SHORT EXERCISE:
Reproduce the listing below character for character; drop every image.

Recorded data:
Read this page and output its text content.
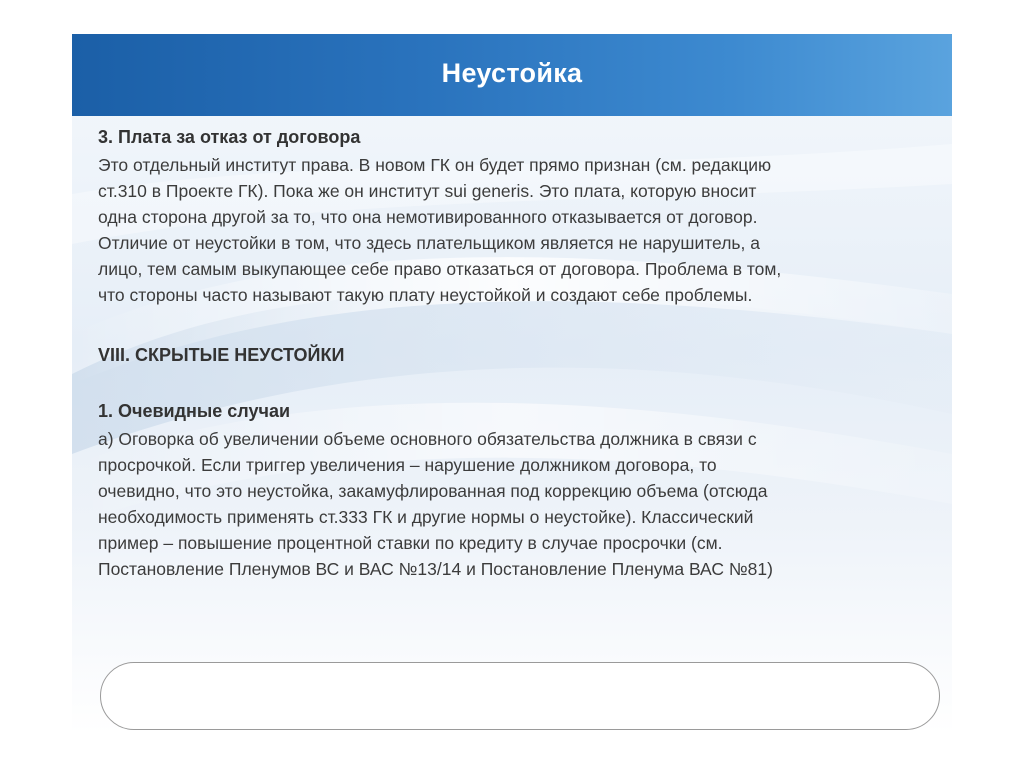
Неустойка

3. Плата за отказ от договора

Это отдельный институт права. В новом ГК он будет прямо признан (см. редакцию
ст.310 в Проекте ГК). Пока же он институт sui generis. Это плата, которую вносит
одна сторона другой за то, что она немотивированного отказывается от договор.
Отличие от неустойки в том, что здесь плательщиком является не нарушитель, а
лицо, тем самым выкупающее себе право отказаться от договора. Проблема в том,
что стороны часто называют такую плату неустойкой и создают себе проблемы.

VIII. СКРЫТЫЕ НЕУСТОЙКИ

1. Очевидные случаи

а) Оговорка об увеличении объеме основного обязательства должника в связи с
просрочкой. Если триггер увеличения – нарушение должником договора, то
очевидно, что это неустойка, закамуфлированная под коррекцию объема (отсюда
необходимость применять ст.333 ГК и другие нормы о неустойке). Классический
пример – повышение процентной ставки по кредиту в случае просрочки (см.
Постановление Пленумов ВС и ВАС №13/14 и Постановление Пленума ВАС №81)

COMPLETE RESPONSE:
Read this page and output its text content.
Неустойка

3. Плата за отказ от договора

Это отдельный институт права. В новом ГК он будет прямо признан (см. редакцию
ст.310 в Проекте ГК). Пока же он институт sui generis. Это плата, которую вносит
одна сторона другой за то, что она немотивированного отказывается от договор.
Отличие от неустойки в том, что здесь плательщиком является не нарушитель, а
лицо, тем самым выкупающее себе право отказаться от договора. Проблема в том,
что стороны часто называют такую плату неустойкой и создают себе проблемы.

VIII. СКРЫТЫЕ НЕУСТОЙКИ

1. Очевидные случаи

а) Оговорка об увеличении объеме основного обязательства должника в связи с
просрочкой. Если триггер увеличения – нарушение должником договора, то
очевидно, что это неустойка, закамуфлированная под коррекцию объема (отсюда
необходимость применять ст.333 ГК и другие нормы о неустойке). Классический
пример – повышение процентной ставки по кредиту в случае просрочки (см.
Постановление Пленумов ВС и ВАС №13/14 и Постановление Пленума ВАС №81)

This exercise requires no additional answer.